TomHarte / CLK

A latency-hating emulator of: the Acorn Electron and Archimedes, Amstrad CPC, Apple II/II+/IIe and early Macintosh, Atari 2600 and ST, ColecoVision, Enterprise 64/128, Commodore Vic-20 and Amiga, MSX 1/2, Oric 1/Atmos, early PC compatibles, Sega Master System, Sinclair ZX80/81 and ZX Spectrum.
MIT License
936 stars 52 forks source link

threading and headless machines in a so/dll #780

Closed jariseon closed 4 years ago

jariseon commented 4 years ago

Tom, I've two questions for a rather specific use case / fork:

Q1: i'd like to implement a new OSBinding that compiles CLK as a so/dll, and without SDL. looking at the existing main loop implementation this seems doable. in my use case the host provides audio and gui threads, while the actual emulation is run in a custom thread which i start from the gui thread. question: can i pull CLK audio from the host provided audio thread, or should audio chips reside in the emulation thread? pulling would remove the need for ring buffering, but i guess it probably makes more sense to emulate all chips in a single thread.

Q2: is it possible to implement headless machines, i.e., ones without a CRTMachine? in the use case front panels are remoted into a webview.

my plan is to replace the MAME engine with CLK in this repo, and port the serial and audio chips from MAME into CLK's format. the concept works well with MAME but i'm not entirely happy with the latency. MAME (while wonderful) is also bit of an overkill for my needs, and being able to drag'n'drop samples and patch banks to launch a specific synth would be simply brilliant. CLK is really cool.

thanks!

TomHarte commented 4 years ago

Cool; as you'll already have spotted I'm still in the very minor leagues in terms of implementing audio chips; I have my eye on an OPL2 sometime soon (plus an OPLL front-end, as I have two machines that could take advantage of that already) but I digress.

Q1: Yes, there should be no SDL dependencies whatsoever in the main emulation code — e.g. the macOS build doesn't use SDL.

All the audio stuff is currently built to support two threads: one that the underlying machine operates on, and another that audio is generated and resampled on, though I guess it wouldn't be too hard to eliminate that assumption. But right now all the machines have three members:

The deferring async task queue is something you enqueue lambdas to. It just queues them up. When you tell it to, it'll dispatch them onto its separate thread, performing them asynchronously from the caller but synchronously in order with regard to each other. Normally that ends up being a bunch of 'run_for's that advance time on the lowpass speaker plus whatever instantaneous changes should be applied to the sample source in between.

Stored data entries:
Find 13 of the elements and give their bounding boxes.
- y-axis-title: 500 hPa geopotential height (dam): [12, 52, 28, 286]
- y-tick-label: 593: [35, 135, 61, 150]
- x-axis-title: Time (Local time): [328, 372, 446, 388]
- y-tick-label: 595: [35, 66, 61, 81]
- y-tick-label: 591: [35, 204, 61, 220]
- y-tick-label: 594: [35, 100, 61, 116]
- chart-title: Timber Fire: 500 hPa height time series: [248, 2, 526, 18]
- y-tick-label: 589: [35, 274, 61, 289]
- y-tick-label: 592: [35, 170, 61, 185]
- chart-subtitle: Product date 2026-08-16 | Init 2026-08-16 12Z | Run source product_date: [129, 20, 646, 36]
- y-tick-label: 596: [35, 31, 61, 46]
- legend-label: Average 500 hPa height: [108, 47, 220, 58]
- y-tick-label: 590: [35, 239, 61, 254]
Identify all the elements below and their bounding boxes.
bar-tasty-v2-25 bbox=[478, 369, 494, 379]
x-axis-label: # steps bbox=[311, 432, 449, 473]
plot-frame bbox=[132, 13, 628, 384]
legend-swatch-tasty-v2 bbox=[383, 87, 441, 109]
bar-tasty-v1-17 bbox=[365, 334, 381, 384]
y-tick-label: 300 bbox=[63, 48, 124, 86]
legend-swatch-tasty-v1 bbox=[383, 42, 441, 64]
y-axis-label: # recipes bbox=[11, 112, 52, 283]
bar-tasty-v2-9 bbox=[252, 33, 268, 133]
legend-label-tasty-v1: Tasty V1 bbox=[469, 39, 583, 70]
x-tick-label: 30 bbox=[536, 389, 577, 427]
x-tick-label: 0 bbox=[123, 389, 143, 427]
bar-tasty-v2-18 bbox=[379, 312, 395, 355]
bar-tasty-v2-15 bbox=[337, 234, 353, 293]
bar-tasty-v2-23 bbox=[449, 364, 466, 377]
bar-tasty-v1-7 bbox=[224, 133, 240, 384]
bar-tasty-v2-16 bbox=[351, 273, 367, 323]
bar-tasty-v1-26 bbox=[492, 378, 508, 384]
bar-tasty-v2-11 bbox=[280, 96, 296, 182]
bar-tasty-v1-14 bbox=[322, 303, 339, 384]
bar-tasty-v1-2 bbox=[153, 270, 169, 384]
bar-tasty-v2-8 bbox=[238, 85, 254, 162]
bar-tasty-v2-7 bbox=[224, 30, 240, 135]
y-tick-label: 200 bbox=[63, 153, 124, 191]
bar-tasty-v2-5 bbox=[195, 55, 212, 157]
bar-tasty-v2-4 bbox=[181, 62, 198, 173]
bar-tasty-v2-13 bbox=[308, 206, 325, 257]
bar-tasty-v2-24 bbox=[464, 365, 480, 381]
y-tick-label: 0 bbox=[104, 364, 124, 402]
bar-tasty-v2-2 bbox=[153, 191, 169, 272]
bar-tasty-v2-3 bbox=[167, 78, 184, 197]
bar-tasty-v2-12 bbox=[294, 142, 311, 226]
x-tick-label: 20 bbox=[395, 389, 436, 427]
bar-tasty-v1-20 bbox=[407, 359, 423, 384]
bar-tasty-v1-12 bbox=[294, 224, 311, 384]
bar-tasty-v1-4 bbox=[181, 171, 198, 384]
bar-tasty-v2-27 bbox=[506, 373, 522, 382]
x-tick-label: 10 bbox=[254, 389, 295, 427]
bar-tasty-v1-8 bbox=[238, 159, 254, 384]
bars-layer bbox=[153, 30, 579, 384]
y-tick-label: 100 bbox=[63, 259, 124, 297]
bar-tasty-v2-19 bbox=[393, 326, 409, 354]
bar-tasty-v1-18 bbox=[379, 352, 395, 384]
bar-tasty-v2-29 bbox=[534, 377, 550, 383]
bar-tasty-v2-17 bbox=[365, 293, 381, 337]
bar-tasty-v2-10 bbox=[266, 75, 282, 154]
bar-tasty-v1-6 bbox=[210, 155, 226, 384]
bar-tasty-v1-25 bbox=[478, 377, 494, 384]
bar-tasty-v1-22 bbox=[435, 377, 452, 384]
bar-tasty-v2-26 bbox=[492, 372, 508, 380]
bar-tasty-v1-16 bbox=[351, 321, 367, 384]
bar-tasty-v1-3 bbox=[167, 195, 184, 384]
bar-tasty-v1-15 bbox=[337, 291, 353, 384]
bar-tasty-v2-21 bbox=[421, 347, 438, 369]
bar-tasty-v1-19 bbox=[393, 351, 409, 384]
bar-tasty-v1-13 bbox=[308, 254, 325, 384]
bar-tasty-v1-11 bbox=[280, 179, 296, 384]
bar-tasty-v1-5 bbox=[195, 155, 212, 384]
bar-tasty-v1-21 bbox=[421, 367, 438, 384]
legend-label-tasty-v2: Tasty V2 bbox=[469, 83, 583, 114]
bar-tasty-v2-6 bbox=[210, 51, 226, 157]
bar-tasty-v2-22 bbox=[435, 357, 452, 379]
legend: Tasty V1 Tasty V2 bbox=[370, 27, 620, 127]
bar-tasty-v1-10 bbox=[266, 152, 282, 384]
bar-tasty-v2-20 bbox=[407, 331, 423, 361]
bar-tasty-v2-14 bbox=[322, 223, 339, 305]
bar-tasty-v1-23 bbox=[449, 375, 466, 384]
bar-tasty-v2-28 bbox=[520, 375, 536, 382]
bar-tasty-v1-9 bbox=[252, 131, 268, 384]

**TASKS:**
1. For each statement, say whether it agrees with the CLK issue thread, answering yes or no and quoting the words of the thread that decide it: (a) The macOS build of CLK uses SDL. (b) The person opening the issue plans to port serial and audio chips from MAME into CLK's format. (c) CLK's audio code is currently built around a single thread.
2. Reproduce everything in the CLK issue thread from "my plan is to" down to "is really cool.".

**ANSWERS TO THE EXERCISES:**
1.
(a) No: "the macOS build doesn't use SDL."
(b) Yes: "port the serial and audio chips from MAME into CLK's format."
(c) No: "All the audio stuff is currently built to support two threads."

2.
my plan is to replace the MAME engine with CLK in this repo, and port the serial and audio chips from MAME into CLK's format. the concept works well with MAME but i'm not entirely happy with the latency. MAME (while wonderful) is also bit of an overkill for my needs, and being able to drag'n'drop samples and patch banks to launch a specific synth would be simply brilliant. CLK is really cool.